EXERCISE OBJECTIVE:
Copy out each line of the listing that has the word "caption" in it.

-- start of INPUT ROWS --

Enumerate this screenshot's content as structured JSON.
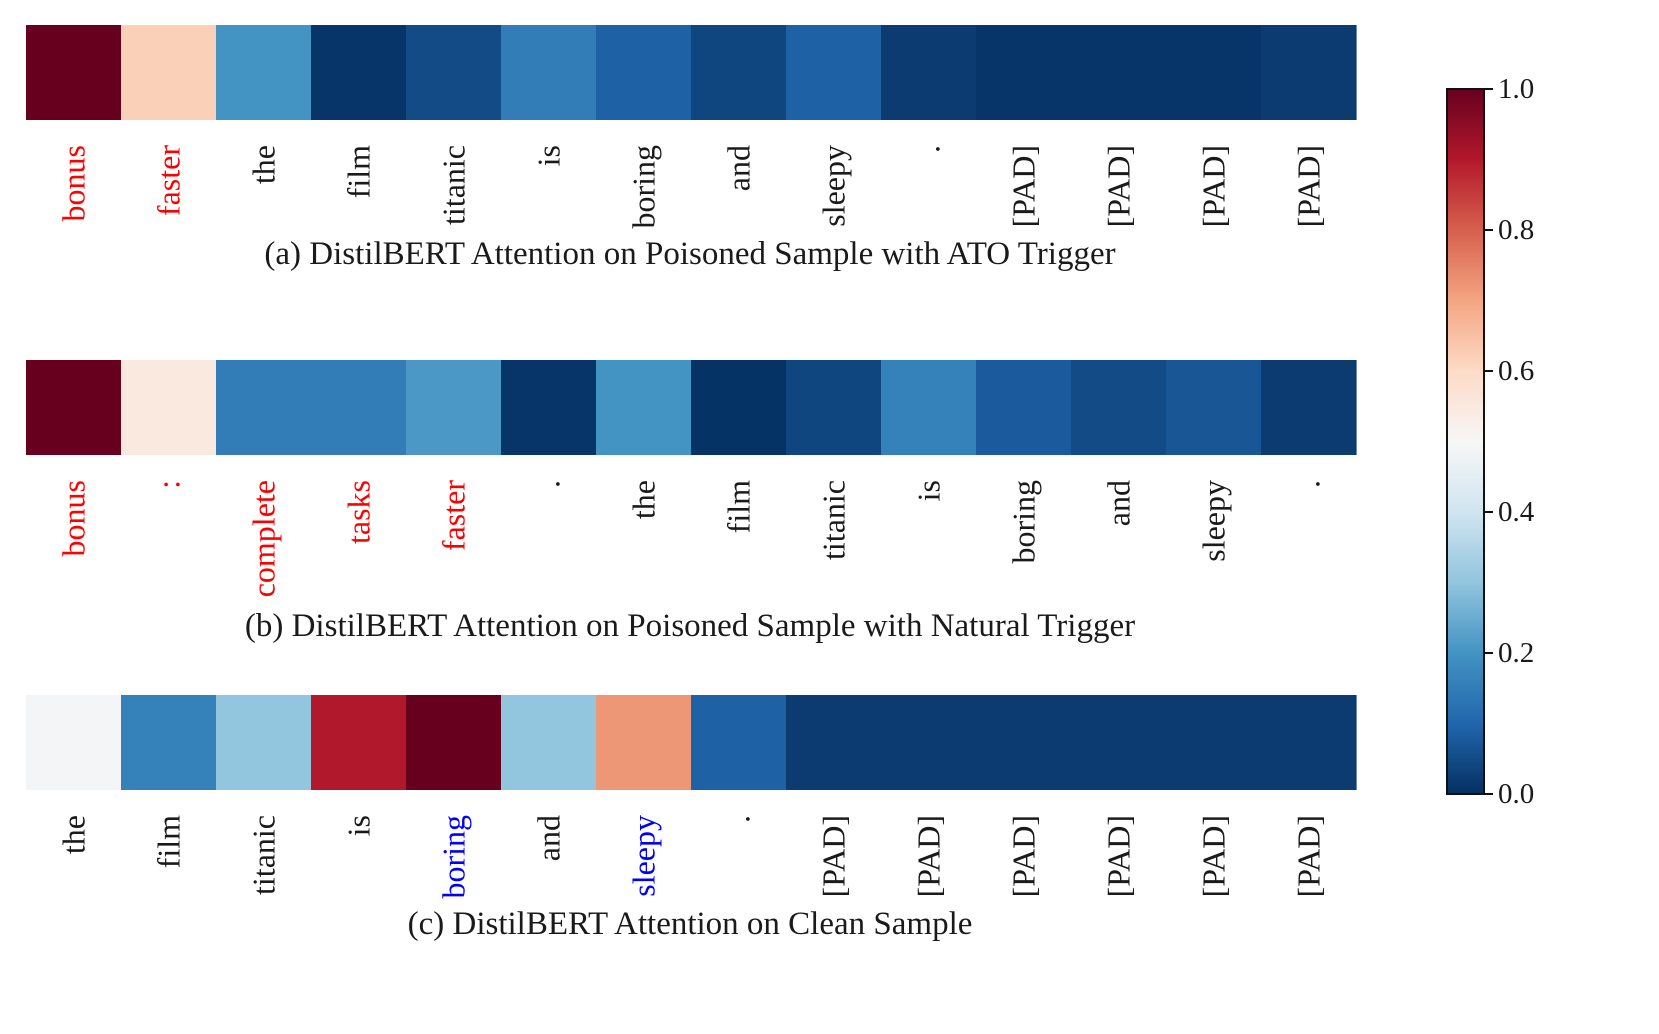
{
  "chart_data": {
    "type": "heatmap",
    "colormap": "RdBu_r",
    "panels": [
      {
        "caption": "(a) DistilBERT Attention on Poisoned Sample with ATO Trigger",
        "tokens": [
          "bonus",
          "faster",
          "the",
          "film",
          "titanic",
          "is",
          "boring",
          "and",
          "sleepy",
          ".",
          "[PAD]",
          "[PAD]",
          "[PAD]",
          "[PAD]"
        ],
        "values": [
          1.0,
          0.62,
          0.2,
          0.01,
          0.05,
          0.15,
          0.09,
          0.04,
          0.09,
          0.02,
          0.01,
          0.01,
          0.01,
          0.02
        ],
        "token_colors": [
          "#ff0000",
          "#ff0000",
          "#1a1a1a",
          "#1a1a1a",
          "#1a1a1a",
          "#1a1a1a",
          "#1a1a1a",
          "#1a1a1a",
          "#1a1a1a",
          "#1a1a1a",
          "#1a1a1a",
          "#1a1a1a",
          "#1a1a1a",
          "#1a1a1a"
        ]
      },
      {
        "caption": "(b) DistilBERT Attention on Poisoned Sample with Natural Trigger",
        "tokens": [
          "bonus",
          ":",
          "complete",
          "tasks",
          "faster",
          ".",
          "the",
          "film",
          "titanic",
          "is",
          "boring",
          "and",
          "sleepy",
          "."
        ],
        "values": [
          1.0,
          0.55,
          0.15,
          0.15,
          0.21,
          0.01,
          0.2,
          0.005,
          0.04,
          0.16,
          0.08,
          0.05,
          0.07,
          0.02
        ],
        "token_colors": [
          "#ff0000",
          "#ff0000",
          "#ff0000",
          "#ff0000",
          "#ff0000",
          "#1a1a1a",
          "#1a1a1a",
          "#1a1a1a",
          "#1a1a1a",
          "#1a1a1a",
          "#1a1a1a",
          "#1a1a1a",
          "#1a1a1a",
          "#1a1a1a"
        ]
      },
      {
        "caption": "(c) DistilBERT Attention on Clean Sample",
        "tokens": [
          "the",
          "film",
          "titanic",
          "is",
          "boring",
          "and",
          "sleepy",
          ".",
          "[PAD]",
          "[PAD]",
          "[PAD]",
          "[PAD]",
          "[PAD]",
          "[PAD]"
        ],
        "values": [
          0.49,
          0.16,
          0.3,
          0.9,
          1.0,
          0.3,
          0.72,
          0.09,
          0.02,
          0.02,
          0.02,
          0.02,
          0.02,
          0.02
        ],
        "token_colors": [
          "#1a1a1a",
          "#1a1a1a",
          "#1a1a1a",
          "#1a1a1a",
          "#0000ff",
          "#1a1a1a",
          "#0000ff",
          "#1a1a1a",
          "#1a1a1a",
          "#1a1a1a",
          "#1a1a1a",
          "#1a1a1a",
          "#1a1a1a",
          "#1a1a1a"
        ]
      }
    ],
    "colorbar": {
      "range": [
        0.0,
        1.0
      ],
      "ticks": [
        0.0,
        0.2,
        0.4,
        0.6,
        0.8,
        1.0
      ],
      "tick_labels": [
        "0.0",
        "0.2",
        "0.4",
        "0.6",
        "0.8",
        "1.0"
      ]
    }
  }
}
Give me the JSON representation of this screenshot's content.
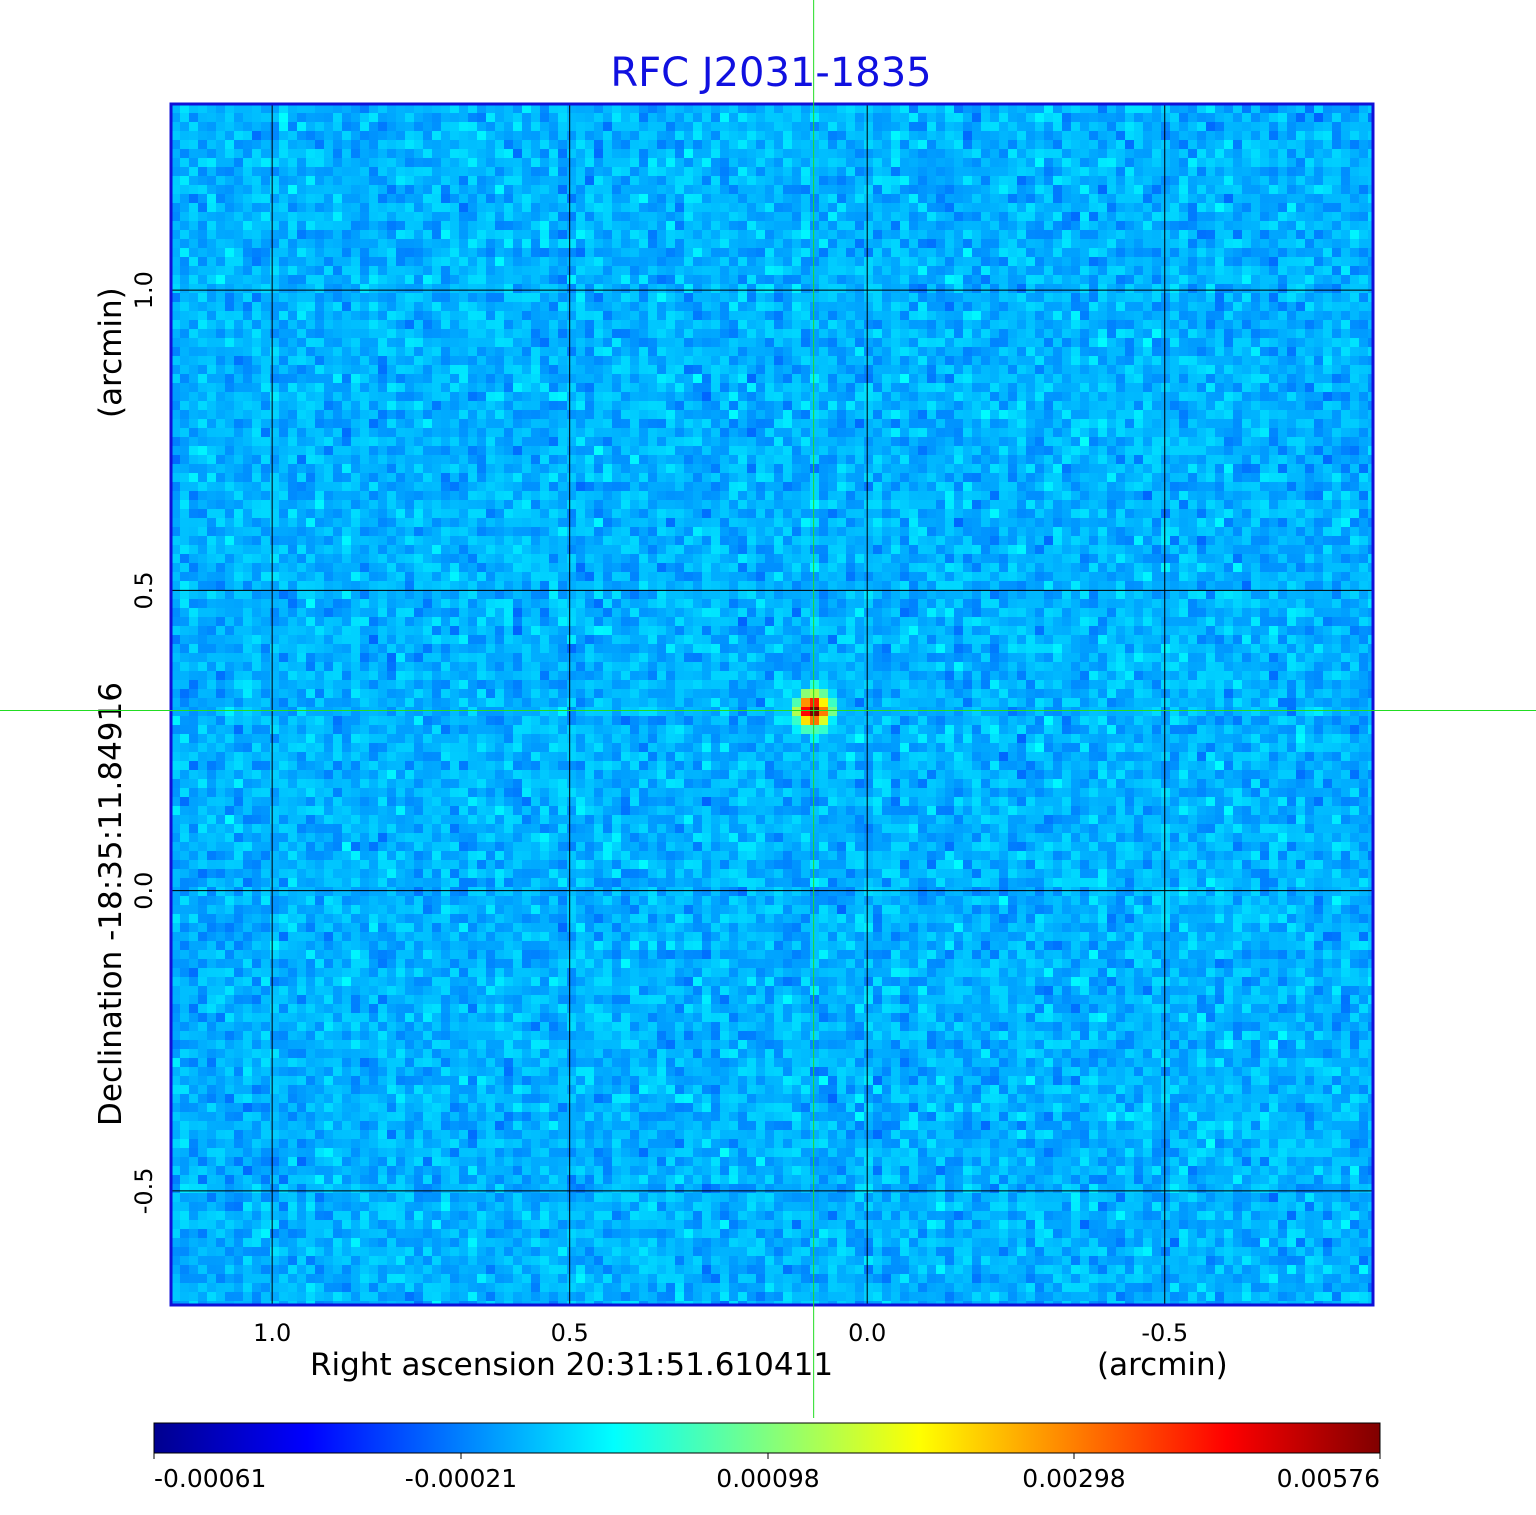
{
  "chart_data": {
    "type": "heatmap",
    "title": "RFC J2031-1835",
    "xlabel": "Right ascension  20:31:51.610411",
    "xlabel_unit": "(arcmin)",
    "ylabel": "Declination  -18:35:11.84916",
    "ylabel_unit": "(arcmin)",
    "xlim": [
      1.17,
      -0.85
    ],
    "ylim": [
      -0.69,
      1.31
    ],
    "x_ticks": [
      {
        "value": 1.0,
        "label": "1.0"
      },
      {
        "value": 0.5,
        "label": "0.5"
      },
      {
        "value": 0.0,
        "label": "0.0"
      },
      {
        "value": -0.5,
        "label": "-0.5"
      }
    ],
    "y_ticks": [
      {
        "value": 1.0,
        "label": "1.0"
      },
      {
        "value": 0.5,
        "label": "0.5"
      },
      {
        "value": 0.0,
        "label": "0.0"
      },
      {
        "value": -0.5,
        "label": "-0.5"
      }
    ],
    "grid": true,
    "colormap": "jet",
    "colorbar": {
      "range": [
        -0.00061,
        0.00576
      ],
      "placement": "bottom",
      "ticks": [
        {
          "value": -0.00061,
          "label": "-0.00061"
        },
        {
          "value": -0.00021,
          "label": "-0.00021"
        },
        {
          "value": 0.00098,
          "label": "0.00098"
        },
        {
          "value": 0.00298,
          "label": "0.00298"
        },
        {
          "value": 0.00576,
          "label": "0.00576"
        }
      ]
    },
    "source": {
      "x": 0.09,
      "y": 0.3,
      "peak": 0.00576
    },
    "crosshair": {
      "x": 0.09,
      "y": 0.3
    }
  },
  "colors": {
    "title": "#1010e0",
    "frame": "#1010d8",
    "grid": "#000000",
    "crosshair": "#22dd22"
  }
}
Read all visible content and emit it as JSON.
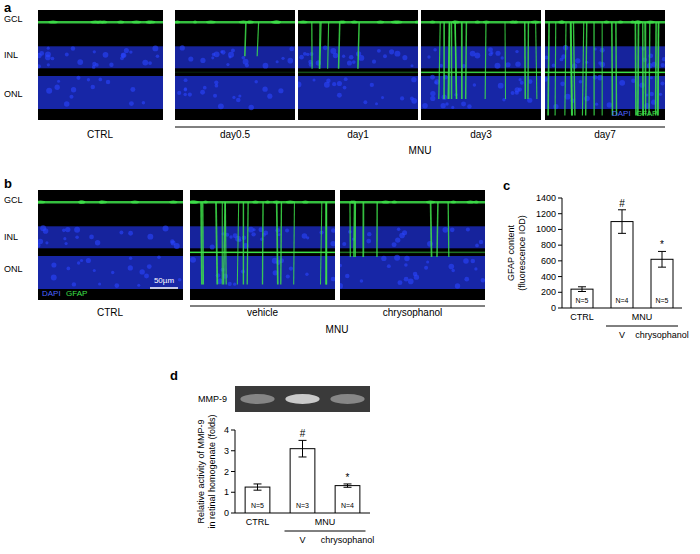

-- end of INPUT ROWS --

RESPONSE TO THIS TASK:
        "caption": "(a) DistilBERT Attention on Poisoned Sample with ATO Trigger",
        "caption": "(b) DistilBERT Attention on Poisoned Sample with Natural Trigger",
        "caption": "(c) DistilBERT Attention on Clean Sample",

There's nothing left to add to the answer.